-- START OF ITEMS --

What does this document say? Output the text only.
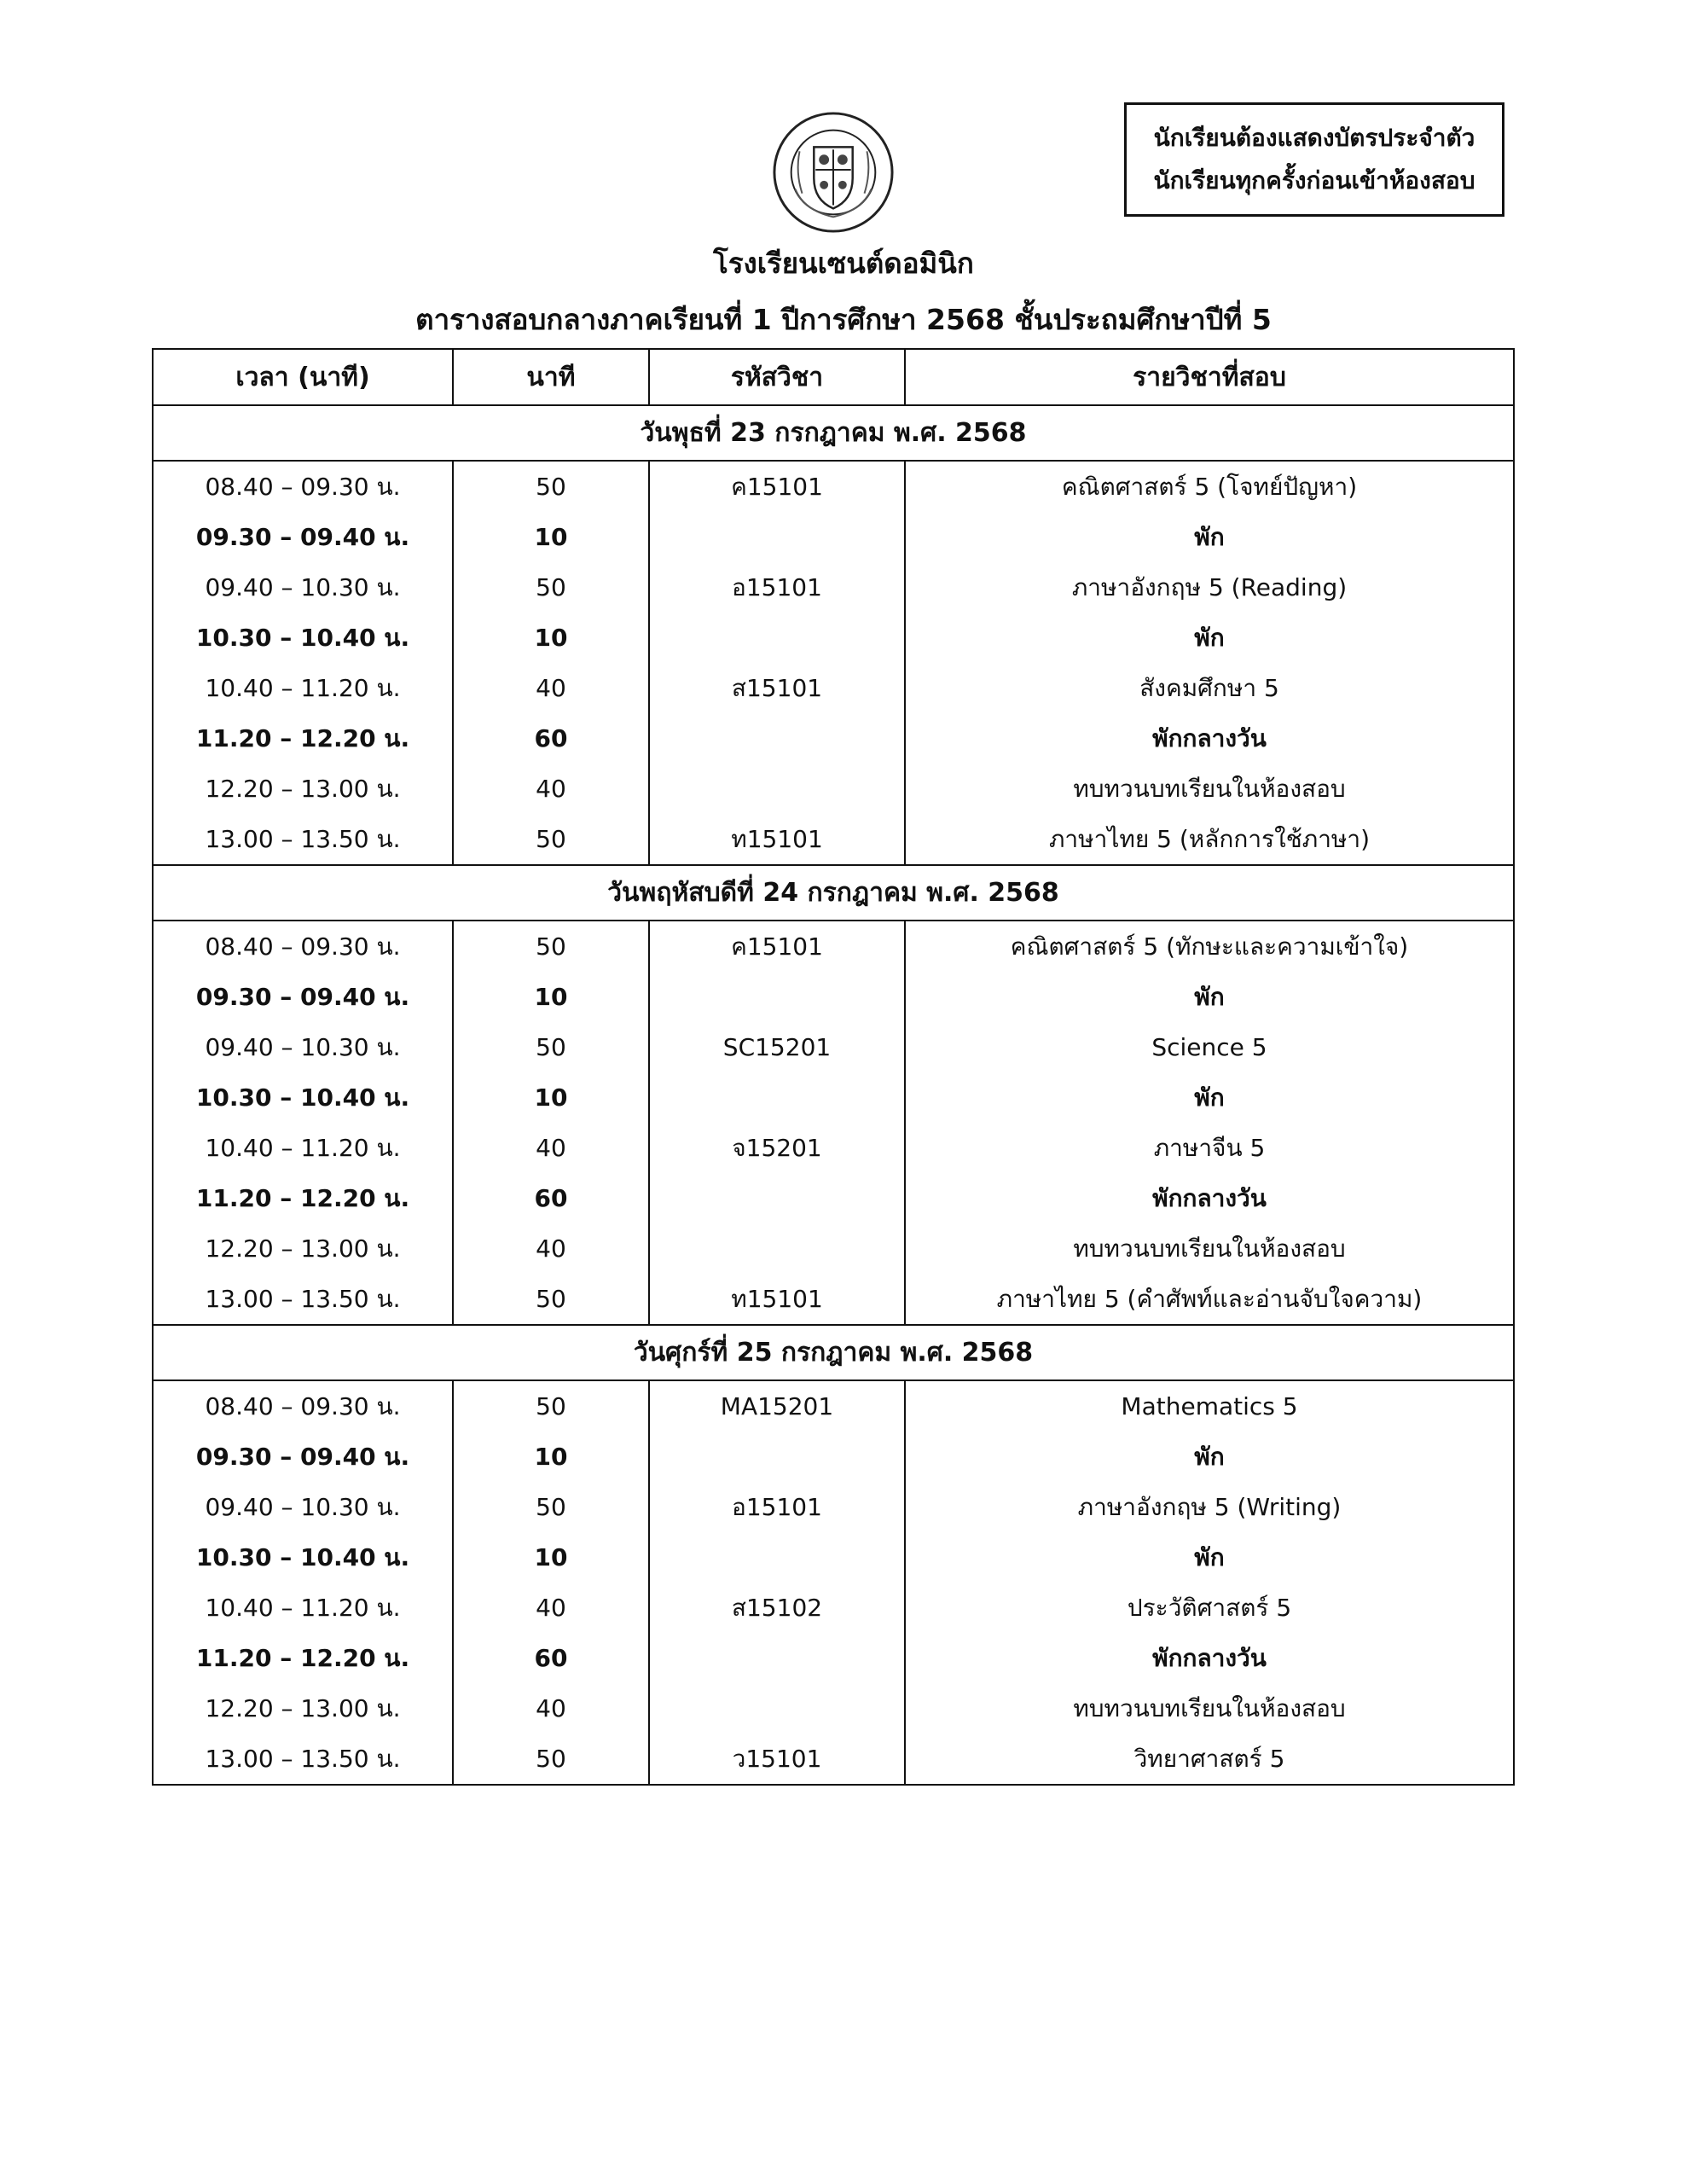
นักเรียนต้องแสดงบัตรประจำตัว
นักเรียนทุกครั้งก่อนเข้าห้องสอบ
โรงเรียนเซนต์ดอมินิก
ตารางสอบกลางภาคเรียนที่ 1 ปีการศึกษา 2568 ชั้นประถมศึกษาปีที่ 5
เวลา (นาที)	นาที	รหัสวิชา	รายวิชาที่สอบ
วันพุธที่ 23 กรกฎาคม พ.ศ. 2568			
08.40 – 09.30 น.	50	ค15101	คณิตศาสตร์ 5 (โจทย์ปัญหา)
09.30 – 09.40 น.	10		พัก
09.40 – 10.30 น.	50	อ15101	ภาษาอังกฤษ 5 (Reading)
10.30 – 10.40 น.	10		พัก
10.40 – 11.20 น.	40	ส15101	สังคมศึกษา 5
11.20 – 12.20 น.	60		พักกลางวัน
12.20 – 13.00 น.	40		ทบทวนบทเรียนในห้องสอบ
13.00 – 13.50 น.	50	ท15101	ภาษาไทย 5 (หลักการใช้ภาษา)
วันพฤหัสบดีที่ 24 กรกฎาคม พ.ศ. 2568			
08.40 – 09.30 น.	50	ค15101	คณิตศาสตร์ 5 (ทักษะและความเข้าใจ)
09.30 – 09.40 น.	10		พัก
09.40 – 10.30 น.	50	SC15201	Science 5
10.30 – 10.40 น.	10		พัก
10.40 – 11.20 น.	40	จ15201	ภาษาจีน 5
11.20 – 12.20 น.	60		พักกลางวัน
12.20 – 13.00 น.	40		ทบทวนบทเรียนในห้องสอบ
13.00 – 13.50 น.	50	ท15101	ภาษาไทย 5 (คำศัพท์และอ่านจับใจความ)
วันศุกร์ที่ 25 กรกฎาคม พ.ศ. 2568			
08.40 – 09.30 น.	50	MA15201	Mathematics 5
09.30 – 09.40 น.	10		พัก
09.40 – 10.30 น.	50	อ15101	ภาษาอังกฤษ 5 (Writing)
10.30 – 10.40 น.	10		พัก
10.40 – 11.20 น.	40	ส15102	ประวัติศาสตร์ 5
11.20 – 12.20 น.	60		พักกลางวัน
12.20 – 13.00 น.	40		ทบทวนบทเรียนในห้องสอบ
13.00 – 13.50 น.	50	ว15101	วิทยาศาสตร์ 5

-- END OF ITEMS --

EXERCISE BRIEF:
Repeat each record exactly as shown above, dropping all images.

REPLY TO THE EXERCISE:
What does this document say? Output the text only.
นักเรียนต้องแสดงบัตรประจำตัว
นักเรียนทุกครั้งก่อนเข้าห้องสอบ
โรงเรียนเซนต์ดอมินิก
ตารางสอบกลางภาคเรียนที่ 1 ปีการศึกษา 2568 ชั้นประถมศึกษาปีที่ 5
เวลา (นาที)	นาที	รหัสวิชา	รายวิชาที่สอบ
วันพุธที่ 23 กรกฎาคม พ.ศ. 2568			
08.40 – 09.30 น.	50	ค15101	คณิตศาสตร์ 5 (โจทย์ปัญหา)
09.30 – 09.40 น.	10		พัก
09.40 – 10.30 น.	50	อ15101	ภาษาอังกฤษ 5 (Reading)
10.30 – 10.40 น.	10		พัก
10.40 – 11.20 น.	40	ส15101	สังคมศึกษา 5
11.20 – 12.20 น.	60		พักกลางวัน
12.20 – 13.00 น.	40		ทบทวนบทเรียนในห้องสอบ
13.00 – 13.50 น.	50	ท15101	ภาษาไทย 5 (หลักการใช้ภาษา)
วันพฤหัสบดีที่ 24 กรกฎาคม พ.ศ. 2568			
08.40 – 09.30 น.	50	ค15101	คณิตศาสตร์ 5 (ทักษะและความเข้าใจ)
09.30 – 09.40 น.	10		พัก
09.40 – 10.30 น.	50	SC15201	Science 5
10.30 – 10.40 น.	10		พัก
10.40 – 11.20 น.	40	จ15201	ภาษาจีน 5
11.20 – 12.20 น.	60		พักกลางวัน
12.20 – 13.00 น.	40		ทบทวนบทเรียนในห้องสอบ
13.00 – 13.50 น.	50	ท15101	ภาษาไทย 5 (คำศัพท์และอ่านจับใจความ)
วันศุกร์ที่ 25 กรกฎาคม พ.ศ. 2568			
08.40 – 09.30 น.	50	MA15201	Mathematics 5
09.30 – 09.40 น.	10		พัก
09.40 – 10.30 น.	50	อ15101	ภาษาอังกฤษ 5 (Writing)
10.30 – 10.40 น.	10		พัก
10.40 – 11.20 น.	40	ส15102	ประวัติศาสตร์ 5
11.20 – 12.20 น.	60		พักกลางวัน
12.20 – 13.00 น.	40		ทบทวนบทเรียนในห้องสอบ
13.00 – 13.50 น.	50	ว15101	วิทยาศาสตร์ 5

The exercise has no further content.